**AUFGABEN**
**a)** Beantworte zum Text über das Aufräumen diese drei Fragen, jede Antwort in einer eigenen Zeile:
(i) Wer sagte, die Basis einer guten Ordnung sei ein großer Papierkorb?
(ii) Wie lautet der Titel des Buches von Anne Weiss?
(iii) Wie heißen die Töchter von Marie Kondo?
**b)** Schreib den Text über das Aufräumen bitte im Anschluss an seinen letzten Satz weiter.

**BEREITGESTELLTER AUSZUG**
——

In Zeiten wie der Coronapandemie, in denen Menschen ganz auf sich und ihre eigenen vier Wände zurückgeworfen sind, ist der Wunsch nach Entrümpelung und Ordnung besonders ausgeprägt.

Wenn man die Welt im Großen schon nicht überblicken und gestalten kann, dann doch wenigstens das eigene Umfeld. Wo es keine Ablenkung von außen gibt, entsteht häufig auch das Bedürfnis nach einer inneren Inventur, die zur Erkenntnis führt, dass sich im Laufe der Zeit zu viele Dinge angesammelt haben, zu denen es eigentlich keine „Beziehung“ mehr gibt. Diese Unordnung spiegelt sich auch in einem Denken, das den Überblick verloren hat. Kurt Tucholsky sagte einmal, dass die Basis einer guten Ordnung ein großer Papierkorb ist. Fokussierung, Sammlung und Aufgeräumtheit schafft wieder Luft zum Atmen und klaren Denken.

Das Wort Ordnung kam über die Architektur ins moderne Denken, wo es ursprünglich für ein Ganzes stand: Alle Teile passten zueinander, sodass keines ersetzt werden konnte, ohne die Harmonie zu zerstören. Dinge belasten uns nicht, weil sie vorhanden ist, sondern durch die Energie, die es uns kostet, ihnen Aufmerksamkeit zu schenken, sie zu ordnen und wiederzufinden. In ihrem Buch „Mein Leben in drei Kisten“ erzählt Anne Weiss, wie sie zum minimalistischen Leben kam und Antworten auf ihre Fragen fand: Was macht ein gutes Leben aus? Wofür braucht es all die angesammelten Dinge, und was macht der wachsende Konsum mit uns und unserer Welt?

„Nicht lange überlegen – lieber machen!“, so lautet die Devise von Marie Kondo, die als selbstständige Beraterin für Aufräumen und Ordnung arbeitet. Nach dem Studium begann sie, ihre „Konmari-Methode“ zu entwickeln, aus der mehrere Weltbestseller hervorgingen. In Japan ist sie inzwischen ein Fernsehstar. In den USA, wo sie mit ihrem Ehemann und ihren Töchtern Miko und Satsuki lebt, stehen ihre Bücher monatelang an der Spitze der „New York Times“-Bestsellerliste. Mittlerweile hat sie eine eigene Netflix-Serie, in der sie Hausbesuche macht und mit den Bewohner:innen die Wohnung (und das Leben) neu sortiert. Im Englischen wurde ihr Nachname zum Verb: „to kondo“ (Synoym für „radikal aufräumen“). Das Entrümpeln wird von ihr in die Kategorien Kleidung, Taschen und Schuhe; Bücher; Unterlagen und Dokumente; restliche Dinge (z. B. Haushaltsgeräte und Erinnerungsstücke) eingeteilt. Diese werden dann abgearbeitet:

1. Das Herausräumen

2. Die Glücksfrage

3. Das richtige Verstauen

Sie faltet Kleidung beispielsweise so, dass die Teile in der Schublade stehen. Damit ist sofort sichtbar, welche Farben und Modelle vorhanden sind. Auch für Küche oder Bad werden Boxen und weitere Ordnungshelfer empfohlen.

——

**GESPEICHERTE DATEN**
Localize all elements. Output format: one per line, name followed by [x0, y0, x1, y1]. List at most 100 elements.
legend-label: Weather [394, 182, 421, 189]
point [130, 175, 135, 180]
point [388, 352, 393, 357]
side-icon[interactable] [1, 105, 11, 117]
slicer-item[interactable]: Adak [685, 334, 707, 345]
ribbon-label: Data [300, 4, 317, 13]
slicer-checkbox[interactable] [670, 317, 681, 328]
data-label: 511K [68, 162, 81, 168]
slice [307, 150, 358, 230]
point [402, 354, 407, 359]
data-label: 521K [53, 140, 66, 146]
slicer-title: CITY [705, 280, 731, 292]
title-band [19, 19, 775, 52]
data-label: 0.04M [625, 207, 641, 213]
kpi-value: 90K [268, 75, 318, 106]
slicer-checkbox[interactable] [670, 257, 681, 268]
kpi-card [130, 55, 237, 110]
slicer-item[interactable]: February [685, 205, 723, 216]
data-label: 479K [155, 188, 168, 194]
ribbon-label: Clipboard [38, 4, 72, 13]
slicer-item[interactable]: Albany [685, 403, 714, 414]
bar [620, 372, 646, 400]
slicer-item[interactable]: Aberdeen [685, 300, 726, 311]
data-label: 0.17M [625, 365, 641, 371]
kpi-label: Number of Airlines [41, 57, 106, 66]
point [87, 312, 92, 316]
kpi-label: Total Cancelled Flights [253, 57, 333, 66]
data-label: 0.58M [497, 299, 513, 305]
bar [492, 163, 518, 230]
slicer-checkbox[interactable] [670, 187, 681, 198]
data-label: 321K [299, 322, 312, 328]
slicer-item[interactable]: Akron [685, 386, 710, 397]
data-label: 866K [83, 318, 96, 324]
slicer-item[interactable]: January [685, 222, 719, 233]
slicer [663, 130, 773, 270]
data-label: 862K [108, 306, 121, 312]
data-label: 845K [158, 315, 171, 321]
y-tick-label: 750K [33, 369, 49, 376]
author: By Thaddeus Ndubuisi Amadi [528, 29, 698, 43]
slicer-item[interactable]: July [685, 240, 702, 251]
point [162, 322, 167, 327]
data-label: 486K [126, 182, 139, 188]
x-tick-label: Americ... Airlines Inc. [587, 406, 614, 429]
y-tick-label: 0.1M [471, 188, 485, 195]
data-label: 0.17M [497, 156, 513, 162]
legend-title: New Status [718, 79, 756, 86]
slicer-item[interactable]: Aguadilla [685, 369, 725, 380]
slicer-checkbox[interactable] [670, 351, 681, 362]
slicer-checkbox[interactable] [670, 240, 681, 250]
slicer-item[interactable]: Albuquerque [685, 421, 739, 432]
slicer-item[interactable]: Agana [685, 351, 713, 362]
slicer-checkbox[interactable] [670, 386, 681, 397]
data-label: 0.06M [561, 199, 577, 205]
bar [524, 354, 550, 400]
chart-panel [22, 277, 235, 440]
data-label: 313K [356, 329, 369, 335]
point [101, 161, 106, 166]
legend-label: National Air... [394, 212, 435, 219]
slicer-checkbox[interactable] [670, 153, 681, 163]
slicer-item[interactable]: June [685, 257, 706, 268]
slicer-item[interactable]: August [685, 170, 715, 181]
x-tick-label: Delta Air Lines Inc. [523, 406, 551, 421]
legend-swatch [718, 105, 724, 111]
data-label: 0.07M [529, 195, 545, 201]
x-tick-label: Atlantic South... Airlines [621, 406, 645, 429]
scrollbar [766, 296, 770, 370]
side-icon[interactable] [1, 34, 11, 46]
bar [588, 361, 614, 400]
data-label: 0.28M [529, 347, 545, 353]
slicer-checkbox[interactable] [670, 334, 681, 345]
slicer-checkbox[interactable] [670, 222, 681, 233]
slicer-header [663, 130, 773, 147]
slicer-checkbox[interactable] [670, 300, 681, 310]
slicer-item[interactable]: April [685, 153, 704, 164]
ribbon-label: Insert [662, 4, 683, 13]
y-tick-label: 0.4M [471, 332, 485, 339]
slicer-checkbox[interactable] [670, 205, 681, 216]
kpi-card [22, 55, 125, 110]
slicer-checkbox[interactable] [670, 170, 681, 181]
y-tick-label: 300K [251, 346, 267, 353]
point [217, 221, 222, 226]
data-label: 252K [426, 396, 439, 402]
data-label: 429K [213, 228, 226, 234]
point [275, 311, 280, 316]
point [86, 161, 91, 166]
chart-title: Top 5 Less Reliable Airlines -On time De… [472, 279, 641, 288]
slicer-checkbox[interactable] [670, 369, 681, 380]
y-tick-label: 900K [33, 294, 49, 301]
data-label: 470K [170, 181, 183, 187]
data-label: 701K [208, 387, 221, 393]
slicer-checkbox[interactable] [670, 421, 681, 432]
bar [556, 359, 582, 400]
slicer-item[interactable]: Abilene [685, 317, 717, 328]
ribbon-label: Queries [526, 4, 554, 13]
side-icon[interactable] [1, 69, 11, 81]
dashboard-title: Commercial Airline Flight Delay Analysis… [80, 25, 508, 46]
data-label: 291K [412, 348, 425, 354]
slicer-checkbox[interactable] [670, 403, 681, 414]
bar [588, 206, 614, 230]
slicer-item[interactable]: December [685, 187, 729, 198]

——

**ERGEBNISSE**
**a)**
(i) Kurt Tucholsky
(ii) „Mein Leben in drei Kisten“
(iii) Miko und Satsuki

**b)**
Die Philosophin Dr. Ina Schmidt unterscheidet in ihrem Buch „Alles in bester Ordnung“ zwischen einer systematischen und einer organischen Ordnung, einer äußeren und einer inneren Ordnung und empfehlt, genauer darauf zu achten, wo eigentlich gerade wirklich etwas in „Unordnung“ geraten ist. Wenn etwas in Ordnung ist, dann meinen wir damit meistens nicht, dass die Dinge am richtigen Platz sind, sondern dass etwas gut ist. Dabei geht es auch um das, was Martin Heidegger in den 1950er-Jahren mit „Bodenständigkeit“ beschrieben hat. Gemeint ist eine im besten Wortsinn erdverbundene Haltung, die eigene Entwicklungsmöglichkeiten in einem stabilen Umfeld genauso ernst nimmt.

  • Ordnung schafft einen Gegenpol zu unserer Ausrichtung des „Schneller, höher, weiter“, der die Dinge aus der Balance bringt und damit verhindert, dass sie sich zu einer eigenen Ordnung fügen können.

  • Ordnunghalten braucht kaum Zeit – es lässt sich nebenbei machen, auch Routinen lassen sich verinnerlichen.

  • Im Hier und Jetzt zu leben bedeutet, nur den wichtigsten Dingen seine Aufmerksamkeit zu widmen – es sollte nur das behalten werden, was auf jeden Fall noch gebraucht wird.

  • Zuerst sollte geprüft werden, was vorhanden ist, was wirklich gebraucht und häufig genutzt wird. Danach sollte sich von den Dingen getrennt werden.

  • Dinge sollten möglichst nicht weggeworfen, sondern verkauft, gespendet oder verschenkt werden.

  • Die nachhaltige Wirkung des Aufräumens wirkt sich auf sämtliche Lebensbereiche aus und macht glücklich.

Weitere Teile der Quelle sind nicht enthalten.